▸ SHORT EXERCISE: Extract all of the data and reproduce it precisely.

*** DATA SUPPLIED ***

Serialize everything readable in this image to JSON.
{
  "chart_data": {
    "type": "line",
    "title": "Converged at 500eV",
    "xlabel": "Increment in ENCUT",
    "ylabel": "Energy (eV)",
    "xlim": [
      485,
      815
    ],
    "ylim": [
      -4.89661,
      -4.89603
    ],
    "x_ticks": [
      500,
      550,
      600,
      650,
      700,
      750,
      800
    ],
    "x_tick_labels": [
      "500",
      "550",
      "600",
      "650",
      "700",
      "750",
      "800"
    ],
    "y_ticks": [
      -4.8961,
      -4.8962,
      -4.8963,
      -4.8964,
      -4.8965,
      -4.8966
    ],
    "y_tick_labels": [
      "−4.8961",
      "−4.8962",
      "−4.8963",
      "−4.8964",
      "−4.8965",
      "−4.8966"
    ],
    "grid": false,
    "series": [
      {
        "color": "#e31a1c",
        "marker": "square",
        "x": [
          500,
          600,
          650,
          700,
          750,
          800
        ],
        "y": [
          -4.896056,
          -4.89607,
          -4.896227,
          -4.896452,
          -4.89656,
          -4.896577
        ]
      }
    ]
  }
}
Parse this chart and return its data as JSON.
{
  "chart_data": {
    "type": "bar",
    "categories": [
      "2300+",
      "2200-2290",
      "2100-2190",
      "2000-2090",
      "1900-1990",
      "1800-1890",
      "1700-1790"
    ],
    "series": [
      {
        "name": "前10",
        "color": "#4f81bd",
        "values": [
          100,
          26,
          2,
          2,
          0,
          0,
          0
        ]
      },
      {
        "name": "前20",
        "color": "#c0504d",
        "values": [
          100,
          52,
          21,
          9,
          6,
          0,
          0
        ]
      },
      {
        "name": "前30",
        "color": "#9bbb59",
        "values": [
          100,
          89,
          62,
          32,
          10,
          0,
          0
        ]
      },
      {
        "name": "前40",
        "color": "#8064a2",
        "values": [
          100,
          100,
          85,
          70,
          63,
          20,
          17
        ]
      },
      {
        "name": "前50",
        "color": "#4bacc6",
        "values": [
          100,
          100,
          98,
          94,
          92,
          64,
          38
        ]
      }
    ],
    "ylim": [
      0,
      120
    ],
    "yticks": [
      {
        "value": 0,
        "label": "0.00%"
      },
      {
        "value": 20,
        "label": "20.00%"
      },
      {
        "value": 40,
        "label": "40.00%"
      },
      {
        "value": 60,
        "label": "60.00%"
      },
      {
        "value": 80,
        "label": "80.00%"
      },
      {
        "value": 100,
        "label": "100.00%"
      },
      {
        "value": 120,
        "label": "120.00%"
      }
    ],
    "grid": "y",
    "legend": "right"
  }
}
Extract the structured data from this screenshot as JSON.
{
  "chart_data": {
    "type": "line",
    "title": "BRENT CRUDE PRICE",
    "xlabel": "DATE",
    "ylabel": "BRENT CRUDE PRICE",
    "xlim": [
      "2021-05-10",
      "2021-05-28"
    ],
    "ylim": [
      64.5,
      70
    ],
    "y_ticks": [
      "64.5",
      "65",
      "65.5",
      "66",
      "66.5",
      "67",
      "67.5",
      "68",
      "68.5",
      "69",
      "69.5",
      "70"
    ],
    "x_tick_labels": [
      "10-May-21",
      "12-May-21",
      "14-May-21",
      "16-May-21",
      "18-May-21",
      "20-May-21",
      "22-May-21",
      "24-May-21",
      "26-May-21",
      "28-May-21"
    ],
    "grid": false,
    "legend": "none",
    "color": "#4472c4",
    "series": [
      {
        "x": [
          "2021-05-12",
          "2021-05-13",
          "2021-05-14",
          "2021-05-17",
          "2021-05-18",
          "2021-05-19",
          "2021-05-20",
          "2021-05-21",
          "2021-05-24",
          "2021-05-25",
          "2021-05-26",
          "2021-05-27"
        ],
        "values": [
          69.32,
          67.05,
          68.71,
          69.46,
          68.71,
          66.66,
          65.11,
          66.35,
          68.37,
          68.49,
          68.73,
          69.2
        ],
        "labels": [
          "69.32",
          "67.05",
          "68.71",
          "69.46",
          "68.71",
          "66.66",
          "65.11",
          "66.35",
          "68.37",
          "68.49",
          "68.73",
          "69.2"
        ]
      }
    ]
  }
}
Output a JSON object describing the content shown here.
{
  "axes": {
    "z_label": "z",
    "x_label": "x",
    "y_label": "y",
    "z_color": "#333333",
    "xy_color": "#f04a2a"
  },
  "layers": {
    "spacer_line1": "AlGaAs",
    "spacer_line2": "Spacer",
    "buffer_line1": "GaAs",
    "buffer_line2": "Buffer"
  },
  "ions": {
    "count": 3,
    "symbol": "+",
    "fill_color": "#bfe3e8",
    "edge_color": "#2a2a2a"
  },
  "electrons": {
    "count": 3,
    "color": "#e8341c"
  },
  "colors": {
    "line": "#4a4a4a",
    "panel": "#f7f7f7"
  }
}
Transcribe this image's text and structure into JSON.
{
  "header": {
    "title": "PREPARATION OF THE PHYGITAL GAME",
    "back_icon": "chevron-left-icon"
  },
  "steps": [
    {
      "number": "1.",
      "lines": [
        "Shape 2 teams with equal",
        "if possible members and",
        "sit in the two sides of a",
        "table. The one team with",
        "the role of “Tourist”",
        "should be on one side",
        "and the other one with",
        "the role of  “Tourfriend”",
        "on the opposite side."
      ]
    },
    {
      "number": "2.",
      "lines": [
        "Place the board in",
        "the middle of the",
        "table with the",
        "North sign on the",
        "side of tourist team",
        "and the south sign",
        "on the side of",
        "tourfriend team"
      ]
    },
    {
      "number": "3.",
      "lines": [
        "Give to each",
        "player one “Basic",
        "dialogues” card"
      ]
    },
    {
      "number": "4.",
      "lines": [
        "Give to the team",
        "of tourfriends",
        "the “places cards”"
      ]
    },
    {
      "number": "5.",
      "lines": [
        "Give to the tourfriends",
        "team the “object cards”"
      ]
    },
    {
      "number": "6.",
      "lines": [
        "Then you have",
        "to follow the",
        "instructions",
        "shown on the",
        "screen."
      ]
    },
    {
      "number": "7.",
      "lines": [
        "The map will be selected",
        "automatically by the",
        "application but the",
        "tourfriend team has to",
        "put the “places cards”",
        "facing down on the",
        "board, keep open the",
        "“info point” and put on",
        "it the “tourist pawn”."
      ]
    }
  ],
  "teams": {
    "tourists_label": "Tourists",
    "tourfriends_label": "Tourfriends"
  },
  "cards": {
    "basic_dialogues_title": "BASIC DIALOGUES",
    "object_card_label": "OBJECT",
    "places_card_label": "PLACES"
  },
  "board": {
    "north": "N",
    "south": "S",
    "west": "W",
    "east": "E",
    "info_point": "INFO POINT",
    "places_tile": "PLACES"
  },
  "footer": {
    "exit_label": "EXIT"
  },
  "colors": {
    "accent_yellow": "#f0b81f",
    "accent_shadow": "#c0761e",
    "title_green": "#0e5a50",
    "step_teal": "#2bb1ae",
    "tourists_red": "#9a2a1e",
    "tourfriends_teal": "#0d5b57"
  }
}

***

▸ TASK OUTPUT:
Serialize everything readable in this image to JSON.
{
  "chart_data": {
    "type": "line",
    "title": "Converged at 500eV",
    "xlabel": "Increment in ENCUT",
    "ylabel": "Energy (eV)",
    "xlim": [
      485,
      815
    ],
    "ylim": [
      -4.89661,
      -4.89603
    ],
    "x_ticks": [
      500,
      550,
      600,
      650,
      700,
      750,
      800
    ],
    "x_tick_labels": [
      "500",
      "550",
      "600",
      "650",
      "700",
      "750",
      "800"
    ],
    "y_ticks": [
      -4.8961,
      -4.8962,
      -4.8963,
      -4.8964,
      -4.8965,
      -4.8966
    ],
    "y_tick_labels": [
      "−4.8961",
      "−4.8962",
      "−4.8963",
      "−4.8964",
      "−4.8965",
      "−4.8966"
    ],
    "grid": false,
    "series": [
      {
        "color": "#e31a1c",
        "marker": "square",
        "x": [
          500,
          600,
          650,
          700,
          750,
          800
        ],
        "y": [
          -4.896056,
          -4.89607,
          -4.896227,
          -4.896452,
          -4.89656,
          -4.896577
        ]
      }
    ]
  }
}
Parse this chart and return its data as JSON.
{
  "chart_data": {
    "type": "bar",
    "categories": [
      "2300+",
      "2200-2290",
      "2100-2190",
      "2000-2090",
      "1900-1990",
      "1800-1890",
      "1700-1790"
    ],
    "series": [
      {
        "name": "前10",
        "color": "#4f81bd",
        "values": [
          100,
          26,
          2,
          2,
          0,
          0,
          0
        ]
      },
      {
        "name": "前20",
        "color": "#c0504d",
        "values": [
          100,
          52,
          21,
          9,
          6,
          0,
          0
        ]
      },
      {
        "name": "前30",
        "color": "#9bbb59",
        "values": [
          100,
          89,
          62,
          32,
          10,
          0,
          0
        ]
      },
      {
        "name": "前40",
        "color": "#8064a2",
        "values": [
          100,
          100,
          85,
          70,
          63,
          20,
          17
        ]
      },
      {
        "name": "前50",
        "color": "#4bacc6",
        "values": [
          100,
          100,
          98,
          94,
          92,
          64,
          38
        ]
      }
    ],
    "ylim": [
      0,
      120
    ],
    "yticks": [
      {
        "value": 0,
        "label": "0.00%"
      },
      {
        "value": 20,
        "label": "20.00%"
      },
      {
        "value": 40,
        "label": "40.00%"
      },
      {
        "value": 60,
        "label": "60.00%"
      },
      {
        "value": 80,
        "label": "80.00%"
      },
      {
        "value": 100,
        "label": "100.00%"
      },
      {
        "value": 120,
        "label": "120.00%"
      }
    ],
    "grid": "y",
    "legend": "right"
  }
}
Extract the structured data from this screenshot as JSON.
{
  "chart_data": {
    "type": "line",
    "title": "BRENT CRUDE PRICE",
    "xlabel": "DATE",
    "ylabel": "BRENT CRUDE PRICE",
    "xlim": [
      "2021-05-10",
      "2021-05-28"
    ],
    "ylim": [
      64.5,
      70
    ],
    "y_ticks": [
      "64.5",
      "65",
      "65.5",
      "66",
      "66.5",
      "67",
      "67.5",
      "68",
      "68.5",
      "69",
      "69.5",
      "70"
    ],
    "x_tick_labels": [
      "10-May-21",
      "12-May-21",
      "14-May-21",
      "16-May-21",
      "18-May-21",
      "20-May-21",
      "22-May-21",
      "24-May-21",
      "26-May-21",
      "28-May-21"
    ],
    "grid": false,
    "legend": "none",
    "color": "#4472c4",
    "series": [
      {
        "x": [
          "2021-05-12",
          "2021-05-13",
          "2021-05-14",
          "2021-05-17",
          "2021-05-18",
          "2021-05-19",
          "2021-05-20",
          "2021-05-21",
          "2021-05-24",
          "2021-05-25",
          "2021-05-26",
          "2021-05-27"
        ],
        "values": [
          69.32,
          67.05,
          68.71,
          69.46,
          68.71,
          66.66,
          65.11,
          66.35,
          68.37,
          68.49,
          68.73,
          69.2
        ],
        "labels": [
          "69.32",
          "67.05",
          "68.71",
          "69.46",
          "68.71",
          "66.66",
          "65.11",
          "66.35",
          "68.37",
          "68.49",
          "68.73",
          "69.2"
        ]
      }
    ]
  }
}
Output a JSON object describing the content shown here.
{
  "axes": {
    "z_label": "z",
    "x_label": "x",
    "y_label": "y",
    "z_color": "#333333",
    "xy_color": "#f04a2a"
  },
  "layers": {
    "spacer_line1": "AlGaAs",
    "spacer_line2": "Spacer",
    "buffer_line1": "GaAs",
    "buffer_line2": "Buffer"
  },
  "ions": {
    "count": 3,
    "symbol": "+",
    "fill_color": "#bfe3e8",
    "edge_color": "#2a2a2a"
  },
  "electrons": {
    "count": 3,
    "color": "#e8341c"
  },
  "colors": {
    "line": "#4a4a4a",
    "panel": "#f7f7f7"
  }
}
Transcribe this image's text and structure into JSON.
{
  "header": {
    "title": "PREPARATION OF THE PHYGITAL GAME",
    "back_icon": "chevron-left-icon"
  },
  "steps": [
    {
      "number": "1.",
      "lines": [
        "Shape 2 teams with equal",
        "if possible members and",
        "sit in the two sides of a",
        "table. The one team with",
        "the role of “Tourist”",
        "should be on one side",
        "and the other one with",
        "the role of  “Tourfriend”",
        "on the opposite side."
      ]
    },
    {
      "number": "2.",
      "lines": [
        "Place the board in",
        "the middle of the",
        "table with the",
        "North sign on the",
        "side of tourist team",
        "and the south sign",
        "on the side of",
        "tourfriend team"
      ]
    },
    {
      "number": "3.",
      "lines": [
        "Give to each",
        "player one “Basic",
        "dialogues” card"
      ]
    },
    {
      "number": "4.",
      "lines": [
        "Give to the team",
        "of tourfriends",
        "the “places cards”"
      ]
    },
    {
      "number": "5.",
      "lines": [
        "Give to the tourfriends",
        "team the “object cards”"
      ]
    },
    {
      "number": "6.",
      "lines": [
        "Then you have",
        "to follow the",
        "instructions",
        "shown on the",
        "screen."
      ]
    },
    {
      "number": "7.",
      "lines": [
        "The map will be selected",
        "automatically by the",
        "application but the",
        "tourfriend team has to",
        "put the “places cards”",
        "facing down on the",
        "board, keep open the",
        "“info point” and put on",
        "it the “tourist pawn”."
      ]
    }
  ],
  "teams": {
    "tourists_label": "Tourists",
    "tourfriends_label": "Tourfriends"
  },
  "cards": {
    "basic_dialogues_title": "BASIC DIALOGUES",
    "object_card_label": "OBJECT",
    "places_card_label": "PLACES"
  },
  "board": {
    "north": "N",
    "south": "S",
    "west": "W",
    "east": "E",
    "info_point": "INFO POINT",
    "places_tile": "PLACES"
  },
  "footer": {
    "exit_label": "EXIT"
  },
  "colors": {
    "accent_yellow": "#f0b81f",
    "accent_shadow": "#c0761e",
    "title_green": "#0e5a50",
    "step_teal": "#2bb1ae",
    "tourists_red": "#9a2a1e",
    "tourfriends_teal": "#0d5b57"
  }
}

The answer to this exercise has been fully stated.